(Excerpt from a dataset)
>>>>>
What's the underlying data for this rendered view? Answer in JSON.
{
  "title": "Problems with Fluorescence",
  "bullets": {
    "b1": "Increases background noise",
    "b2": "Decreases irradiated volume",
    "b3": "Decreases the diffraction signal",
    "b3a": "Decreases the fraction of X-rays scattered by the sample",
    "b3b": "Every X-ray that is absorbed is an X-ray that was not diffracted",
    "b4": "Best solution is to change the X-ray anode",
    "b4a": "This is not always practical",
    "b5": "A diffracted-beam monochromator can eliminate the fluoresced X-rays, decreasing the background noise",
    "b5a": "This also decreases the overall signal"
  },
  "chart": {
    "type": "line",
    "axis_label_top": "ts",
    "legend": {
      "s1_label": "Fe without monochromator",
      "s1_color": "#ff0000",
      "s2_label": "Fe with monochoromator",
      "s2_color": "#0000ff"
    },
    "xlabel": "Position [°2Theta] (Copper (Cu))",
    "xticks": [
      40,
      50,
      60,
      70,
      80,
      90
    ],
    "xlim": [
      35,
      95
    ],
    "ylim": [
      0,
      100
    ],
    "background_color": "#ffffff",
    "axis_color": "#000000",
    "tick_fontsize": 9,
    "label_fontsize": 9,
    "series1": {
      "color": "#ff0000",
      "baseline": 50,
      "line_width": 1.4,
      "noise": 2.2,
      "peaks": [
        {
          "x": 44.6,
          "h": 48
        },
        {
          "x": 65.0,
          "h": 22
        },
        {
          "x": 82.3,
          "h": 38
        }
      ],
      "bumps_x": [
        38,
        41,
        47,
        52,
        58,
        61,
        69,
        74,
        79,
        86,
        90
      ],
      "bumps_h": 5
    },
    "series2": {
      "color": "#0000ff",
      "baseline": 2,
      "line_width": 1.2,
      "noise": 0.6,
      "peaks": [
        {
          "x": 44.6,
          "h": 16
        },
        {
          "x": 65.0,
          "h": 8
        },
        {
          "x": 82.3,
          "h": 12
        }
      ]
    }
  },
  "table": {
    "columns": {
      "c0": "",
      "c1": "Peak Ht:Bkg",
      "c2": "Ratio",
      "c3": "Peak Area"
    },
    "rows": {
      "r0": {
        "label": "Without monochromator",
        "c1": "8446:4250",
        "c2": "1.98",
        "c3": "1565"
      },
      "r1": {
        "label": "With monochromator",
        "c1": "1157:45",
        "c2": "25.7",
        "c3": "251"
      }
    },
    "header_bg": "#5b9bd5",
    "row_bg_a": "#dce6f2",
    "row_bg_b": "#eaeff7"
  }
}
<<<<<
What to produce:
Restate all of the entries exactly, please.

Result of this exercise:
What's the underlying data for this rendered view? Answer in JSON.
{
  "title": "Problems with Fluorescence",
  "bullets": {
    "b1": "Increases background noise",
    "b2": "Decreases irradiated volume",
    "b3": "Decreases the diffraction signal",
    "b3a": "Decreases the fraction of X-rays scattered by the sample",
    "b3b": "Every X-ray that is absorbed is an X-ray that was not diffracted",
    "b4": "Best solution is to change the X-ray anode",
    "b4a": "This is not always practical",
    "b5": "A diffracted-beam monochromator can eliminate the fluoresced X-rays, decreasing the background noise",
    "b5a": "This also decreases the overall signal"
  },
  "chart": {
    "type": "line",
    "axis_label_top": "ts",
    "legend": {
      "s1_label": "Fe without monochromator",
      "s1_color": "#ff0000",
      "s2_label": "Fe with monochoromator",
      "s2_color": "#0000ff"
    },
    "xlabel": "Position [°2Theta] (Copper (Cu))",
    "xticks": [
      40,
      50,
      60,
      70,
      80,
      90
    ],
    "xlim": [
      35,
      95
    ],
    "ylim": [
      0,
      100
    ],
    "background_color": "#ffffff",
    "axis_color": "#000000",
    "tick_fontsize": 9,
    "label_fontsize": 9,
    "series1": {
      "color": "#ff0000",
      "baseline": 50,
      "line_width": 1.4,
      "noise": 2.2,
      "peaks": [
        {
          "x": 44.6,
          "h": 48
        },
        {
          "x": 65.0,
          "h": 22
        },
        {
          "x": 82.3,
          "h": 38
        }
      ],
      "bumps_x": [
        38,
        41,
        47,
        52,
        58,
        61,
        69,
        74,
        79,
        86,
        90
      ],
      "bumps_h": 5
    },
    "series2": {
      "color": "#0000ff",
      "baseline": 2,
      "line_width": 1.2,
      "noise": 0.6,
      "peaks": [
        {
          "x": 44.6,
          "h": 16
        },
        {
          "x": 65.0,
          "h": 8
        },
        {
          "x": 82.3,
          "h": 12
        }
      ]
    }
  },
  "table": {
    "columns": {
      "c0": "",
      "c1": "Peak Ht:Bkg",
      "c2": "Ratio",
      "c3": "Peak Area"
    },
    "rows": {
      "r0": {
        "label": "Without monochromator",
        "c1": "8446:4250",
        "c2": "1.98",
        "c3": "1565"
      },
      "r1": {
        "label": "With monochromator",
        "c1": "1157:45",
        "c2": "25.7",
        "c3": "251"
      }
    },
    "header_bg": "#5b9bd5",
    "row_bg_a": "#dce6f2",
    "row_bg_b": "#eaeff7"
  }
}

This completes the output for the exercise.